Instructions to follow:
Write out each entry again. Keep every word exactly as it is.

[BEGIN Records supplied]

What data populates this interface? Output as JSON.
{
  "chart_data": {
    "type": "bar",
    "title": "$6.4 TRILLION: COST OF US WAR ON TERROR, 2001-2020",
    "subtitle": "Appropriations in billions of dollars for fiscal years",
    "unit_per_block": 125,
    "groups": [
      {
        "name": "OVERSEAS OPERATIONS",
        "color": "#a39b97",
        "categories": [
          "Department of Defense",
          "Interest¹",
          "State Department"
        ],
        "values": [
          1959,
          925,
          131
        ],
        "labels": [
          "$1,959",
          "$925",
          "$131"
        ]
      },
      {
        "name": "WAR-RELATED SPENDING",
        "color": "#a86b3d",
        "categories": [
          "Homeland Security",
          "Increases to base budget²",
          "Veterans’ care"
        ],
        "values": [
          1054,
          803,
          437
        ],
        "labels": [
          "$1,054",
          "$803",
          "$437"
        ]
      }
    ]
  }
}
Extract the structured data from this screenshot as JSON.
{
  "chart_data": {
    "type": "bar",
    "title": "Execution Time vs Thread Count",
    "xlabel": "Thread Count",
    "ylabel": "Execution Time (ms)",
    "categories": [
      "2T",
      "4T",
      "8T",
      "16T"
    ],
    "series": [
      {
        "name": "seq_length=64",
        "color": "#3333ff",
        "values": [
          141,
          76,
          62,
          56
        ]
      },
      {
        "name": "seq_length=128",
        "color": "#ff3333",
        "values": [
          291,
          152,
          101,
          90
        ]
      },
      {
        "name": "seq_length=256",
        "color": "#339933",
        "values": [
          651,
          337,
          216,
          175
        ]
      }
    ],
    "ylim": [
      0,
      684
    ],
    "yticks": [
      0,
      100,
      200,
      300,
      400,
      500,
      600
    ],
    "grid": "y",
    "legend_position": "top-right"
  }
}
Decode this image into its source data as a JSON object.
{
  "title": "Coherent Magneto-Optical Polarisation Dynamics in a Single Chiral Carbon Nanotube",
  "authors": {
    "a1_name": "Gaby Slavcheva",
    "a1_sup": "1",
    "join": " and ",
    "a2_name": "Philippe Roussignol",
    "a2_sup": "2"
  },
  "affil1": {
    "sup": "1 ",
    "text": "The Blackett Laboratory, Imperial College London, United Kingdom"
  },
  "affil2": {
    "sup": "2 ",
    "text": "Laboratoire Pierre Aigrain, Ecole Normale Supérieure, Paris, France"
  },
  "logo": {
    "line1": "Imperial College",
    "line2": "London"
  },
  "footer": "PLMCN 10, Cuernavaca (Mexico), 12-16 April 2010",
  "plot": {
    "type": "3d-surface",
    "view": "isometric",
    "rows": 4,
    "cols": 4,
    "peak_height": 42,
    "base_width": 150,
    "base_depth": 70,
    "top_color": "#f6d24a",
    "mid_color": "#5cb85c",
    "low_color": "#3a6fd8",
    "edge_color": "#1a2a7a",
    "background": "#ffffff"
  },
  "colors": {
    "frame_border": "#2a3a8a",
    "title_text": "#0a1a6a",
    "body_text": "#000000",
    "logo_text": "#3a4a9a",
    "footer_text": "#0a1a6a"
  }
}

[END Records supplied]

Result for this exercise:
What data populates this interface? Output as JSON.
{
  "chart_data": {
    "type": "bar",
    "title": "$6.4 TRILLION: COST OF US WAR ON TERROR, 2001-2020",
    "subtitle": "Appropriations in billions of dollars for fiscal years",
    "unit_per_block": 125,
    "groups": [
      {
        "name": "OVERSEAS OPERATIONS",
        "color": "#a39b97",
        "categories": [
          "Department of Defense",
          "Interest¹",
          "State Department"
        ],
        "values": [
          1959,
          925,
          131
        ],
        "labels": [
          "$1,959",
          "$925",
          "$131"
        ]
      },
      {
        "name": "WAR-RELATED SPENDING",
        "color": "#a86b3d",
        "categories": [
          "Homeland Security",
          "Increases to base budget²",
          "Veterans’ care"
        ],
        "values": [
          1054,
          803,
          437
        ],
        "labels": [
          "$1,054",
          "$803",
          "$437"
        ]
      }
    ]
  }
}
Extract the structured data from this screenshot as JSON.
{
  "chart_data": {
    "type": "bar",
    "title": "Execution Time vs Thread Count",
    "xlabel": "Thread Count",
    "ylabel": "Execution Time (ms)",
    "categories": [
      "2T",
      "4T",
      "8T",
      "16T"
    ],
    "series": [
      {
        "name": "seq_length=64",
        "color": "#3333ff",
        "values": [
          141,
          76,
          62,
          56
        ]
      },
      {
        "name": "seq_length=128",
        "color": "#ff3333",
        "values": [
          291,
          152,
          101,
          90
        ]
      },
      {
        "name": "seq_length=256",
        "color": "#339933",
        "values": [
          651,
          337,
          216,
          175
        ]
      }
    ],
    "ylim": [
      0,
      684
    ],
    "yticks": [
      0,
      100,
      200,
      300,
      400,
      500,
      600
    ],
    "grid": "y",
    "legend_position": "top-right"
  }
}
Decode this image into its source data as a JSON object.
{
  "title": "Coherent Magneto-Optical Polarisation Dynamics in a Single Chiral Carbon Nanotube",
  "authors": {
    "a1_name": "Gaby Slavcheva",
    "a1_sup": "1",
    "join": " and ",
    "a2_name": "Philippe Roussignol",
    "a2_sup": "2"
  },
  "affil1": {
    "sup": "1 ",
    "text": "The Blackett Laboratory, Imperial College London, United Kingdom"
  },
  "affil2": {
    "sup": "2 ",
    "text": "Laboratoire Pierre Aigrain, Ecole Normale Supérieure, Paris, France"
  },
  "logo": {
    "line1": "Imperial College",
    "line2": "London"
  },
  "footer": "PLMCN 10, Cuernavaca (Mexico), 12-16 April 2010",
  "plot": {
    "type": "3d-surface",
    "view": "isometric",
    "rows": 4,
    "cols": 4,
    "peak_height": 42,
    "base_width": 150,
    "base_depth": 70,
    "top_color": "#f6d24a",
    "mid_color": "#5cb85c",
    "low_color": "#3a6fd8",
    "edge_color": "#1a2a7a",
    "background": "#ffffff"
  },
  "colors": {
    "frame_border": "#2a3a8a",
    "title_text": "#0a1a6a",
    "body_text": "#000000",
    "logo_text": "#3a4a9a",
    "footer_text": "#0a1a6a"
  }
}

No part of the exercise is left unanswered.